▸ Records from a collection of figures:

◆ ◆ ◆

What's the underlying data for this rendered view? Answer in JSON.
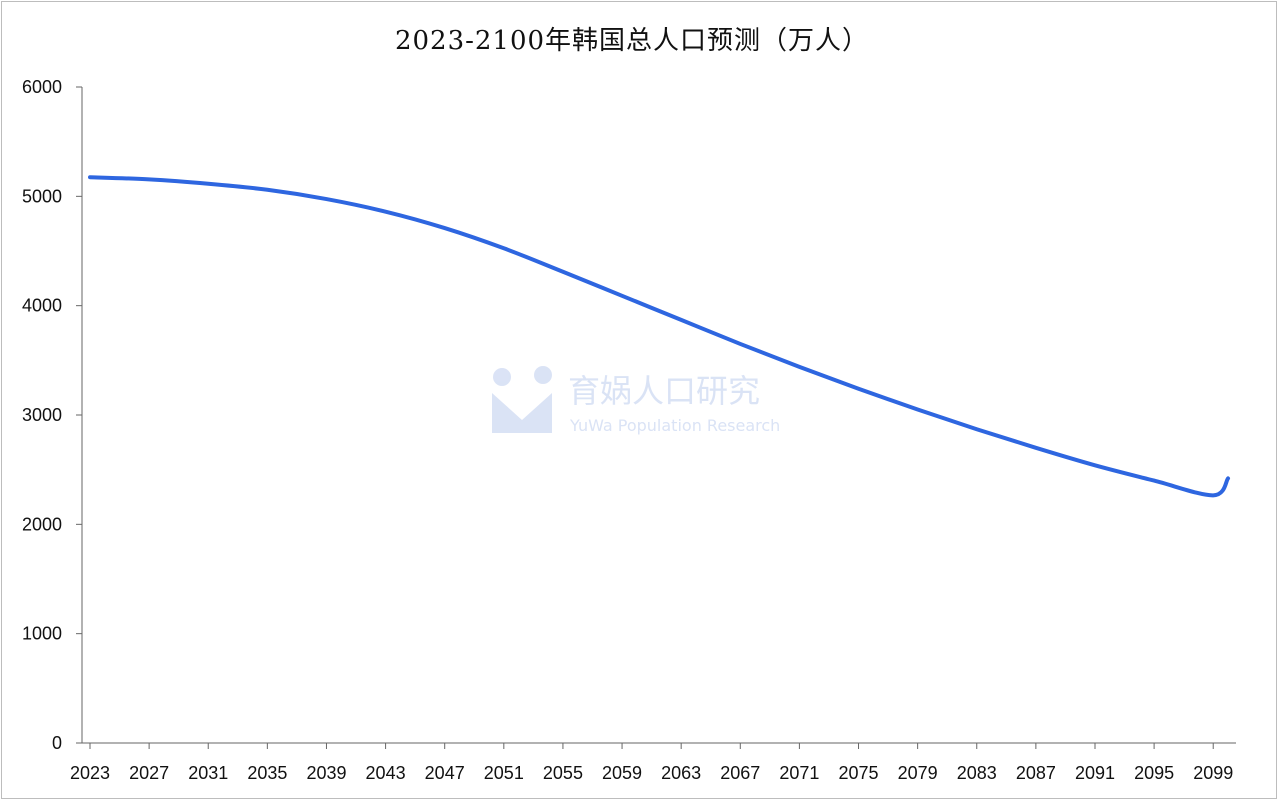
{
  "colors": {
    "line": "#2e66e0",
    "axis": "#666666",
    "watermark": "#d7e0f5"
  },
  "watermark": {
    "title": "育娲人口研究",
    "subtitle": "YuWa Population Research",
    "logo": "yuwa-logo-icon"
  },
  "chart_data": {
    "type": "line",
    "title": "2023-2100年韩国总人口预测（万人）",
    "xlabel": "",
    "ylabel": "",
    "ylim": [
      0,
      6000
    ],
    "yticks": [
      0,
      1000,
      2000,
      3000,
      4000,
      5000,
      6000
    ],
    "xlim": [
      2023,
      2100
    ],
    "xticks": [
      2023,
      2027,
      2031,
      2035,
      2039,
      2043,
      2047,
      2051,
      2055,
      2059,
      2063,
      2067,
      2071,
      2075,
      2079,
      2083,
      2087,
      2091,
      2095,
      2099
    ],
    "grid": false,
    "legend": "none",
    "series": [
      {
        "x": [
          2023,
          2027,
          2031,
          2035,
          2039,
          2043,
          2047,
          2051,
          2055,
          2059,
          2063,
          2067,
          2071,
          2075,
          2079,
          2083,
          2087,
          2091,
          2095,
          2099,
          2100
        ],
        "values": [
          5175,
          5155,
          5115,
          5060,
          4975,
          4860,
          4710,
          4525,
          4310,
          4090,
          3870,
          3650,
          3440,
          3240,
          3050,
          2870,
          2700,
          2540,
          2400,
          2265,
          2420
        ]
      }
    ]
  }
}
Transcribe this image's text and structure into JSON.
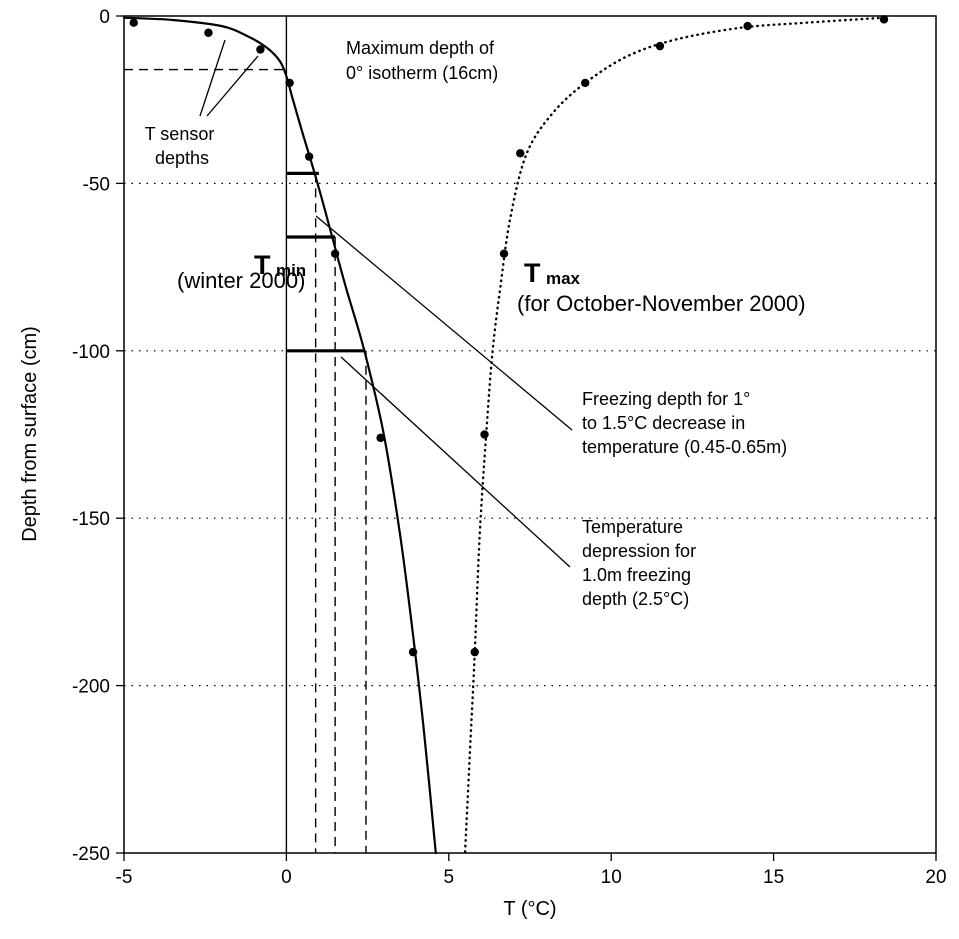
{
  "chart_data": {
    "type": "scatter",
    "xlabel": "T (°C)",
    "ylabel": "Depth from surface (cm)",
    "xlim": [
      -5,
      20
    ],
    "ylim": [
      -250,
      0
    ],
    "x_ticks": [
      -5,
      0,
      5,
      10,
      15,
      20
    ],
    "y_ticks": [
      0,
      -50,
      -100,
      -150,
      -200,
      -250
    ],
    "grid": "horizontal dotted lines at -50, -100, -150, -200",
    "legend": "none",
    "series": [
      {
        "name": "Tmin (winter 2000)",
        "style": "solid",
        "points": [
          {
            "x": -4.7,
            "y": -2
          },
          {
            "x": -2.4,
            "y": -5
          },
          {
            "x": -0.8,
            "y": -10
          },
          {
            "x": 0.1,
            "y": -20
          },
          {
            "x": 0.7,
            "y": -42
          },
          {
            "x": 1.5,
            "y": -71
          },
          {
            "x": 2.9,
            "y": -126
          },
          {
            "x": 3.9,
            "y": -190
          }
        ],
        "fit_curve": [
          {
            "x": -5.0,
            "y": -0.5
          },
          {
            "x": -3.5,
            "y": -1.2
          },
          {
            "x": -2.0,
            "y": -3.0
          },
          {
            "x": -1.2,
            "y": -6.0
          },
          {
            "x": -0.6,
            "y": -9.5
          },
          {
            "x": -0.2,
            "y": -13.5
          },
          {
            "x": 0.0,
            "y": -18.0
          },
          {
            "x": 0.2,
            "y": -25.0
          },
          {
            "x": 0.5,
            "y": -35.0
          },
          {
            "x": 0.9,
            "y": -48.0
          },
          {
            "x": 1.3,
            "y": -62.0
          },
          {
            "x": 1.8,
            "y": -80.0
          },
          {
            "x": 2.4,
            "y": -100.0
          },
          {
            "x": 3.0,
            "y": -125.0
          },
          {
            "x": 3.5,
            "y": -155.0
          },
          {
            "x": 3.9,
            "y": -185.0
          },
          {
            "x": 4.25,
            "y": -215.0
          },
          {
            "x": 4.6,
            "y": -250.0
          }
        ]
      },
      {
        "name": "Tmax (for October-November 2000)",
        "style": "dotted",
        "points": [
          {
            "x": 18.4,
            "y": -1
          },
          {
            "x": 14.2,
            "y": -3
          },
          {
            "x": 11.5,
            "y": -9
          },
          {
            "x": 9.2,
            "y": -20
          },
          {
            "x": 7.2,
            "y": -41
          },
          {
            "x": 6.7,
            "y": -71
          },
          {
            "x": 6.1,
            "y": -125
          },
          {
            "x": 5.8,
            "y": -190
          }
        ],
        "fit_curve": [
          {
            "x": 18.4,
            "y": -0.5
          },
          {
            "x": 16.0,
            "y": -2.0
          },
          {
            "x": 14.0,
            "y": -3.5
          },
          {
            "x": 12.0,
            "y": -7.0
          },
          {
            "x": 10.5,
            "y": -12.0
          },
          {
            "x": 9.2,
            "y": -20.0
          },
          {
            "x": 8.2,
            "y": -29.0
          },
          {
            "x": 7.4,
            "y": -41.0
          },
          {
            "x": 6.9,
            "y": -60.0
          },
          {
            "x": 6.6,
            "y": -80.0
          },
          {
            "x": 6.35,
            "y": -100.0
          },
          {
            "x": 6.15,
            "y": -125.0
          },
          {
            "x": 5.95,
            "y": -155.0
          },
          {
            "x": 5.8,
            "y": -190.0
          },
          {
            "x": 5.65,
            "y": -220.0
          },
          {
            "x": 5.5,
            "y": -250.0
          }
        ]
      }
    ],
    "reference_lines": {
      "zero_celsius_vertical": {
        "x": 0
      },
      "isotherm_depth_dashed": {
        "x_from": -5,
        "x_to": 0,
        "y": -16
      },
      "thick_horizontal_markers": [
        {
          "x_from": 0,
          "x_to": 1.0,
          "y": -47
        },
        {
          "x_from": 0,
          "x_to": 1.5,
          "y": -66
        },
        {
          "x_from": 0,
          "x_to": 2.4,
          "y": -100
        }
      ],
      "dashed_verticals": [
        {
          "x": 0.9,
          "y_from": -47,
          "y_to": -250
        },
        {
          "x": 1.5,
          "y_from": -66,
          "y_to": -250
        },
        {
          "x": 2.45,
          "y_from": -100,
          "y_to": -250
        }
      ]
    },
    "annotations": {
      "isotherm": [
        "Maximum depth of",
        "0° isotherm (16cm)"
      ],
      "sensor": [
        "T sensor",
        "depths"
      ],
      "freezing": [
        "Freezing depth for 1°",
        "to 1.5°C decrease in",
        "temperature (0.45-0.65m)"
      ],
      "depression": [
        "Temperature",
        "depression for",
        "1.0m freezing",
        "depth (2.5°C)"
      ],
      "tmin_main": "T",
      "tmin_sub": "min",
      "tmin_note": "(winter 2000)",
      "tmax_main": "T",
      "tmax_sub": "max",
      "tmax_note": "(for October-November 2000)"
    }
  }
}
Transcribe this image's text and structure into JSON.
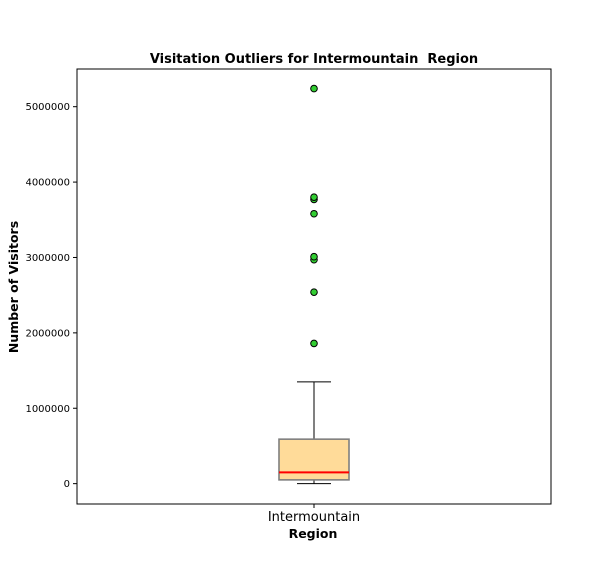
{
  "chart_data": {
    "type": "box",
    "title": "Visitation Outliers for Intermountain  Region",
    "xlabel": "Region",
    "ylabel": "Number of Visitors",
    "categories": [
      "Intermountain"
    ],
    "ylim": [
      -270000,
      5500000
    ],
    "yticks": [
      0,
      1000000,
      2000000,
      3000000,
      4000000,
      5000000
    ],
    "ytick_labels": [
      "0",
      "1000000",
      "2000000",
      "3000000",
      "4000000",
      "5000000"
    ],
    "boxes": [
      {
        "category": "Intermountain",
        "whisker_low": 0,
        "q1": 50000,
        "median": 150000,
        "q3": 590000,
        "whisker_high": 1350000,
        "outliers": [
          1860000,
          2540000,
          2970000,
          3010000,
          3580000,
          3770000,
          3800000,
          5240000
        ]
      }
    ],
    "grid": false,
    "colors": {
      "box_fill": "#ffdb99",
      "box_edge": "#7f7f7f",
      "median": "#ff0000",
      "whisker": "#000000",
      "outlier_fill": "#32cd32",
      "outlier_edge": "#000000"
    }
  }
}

◆ ◆ ◆

▸ Work instructions:
Check each line of the material above for "Region" and say how many lines contain it, giving the number alone.

▸ Result for this exercise:
2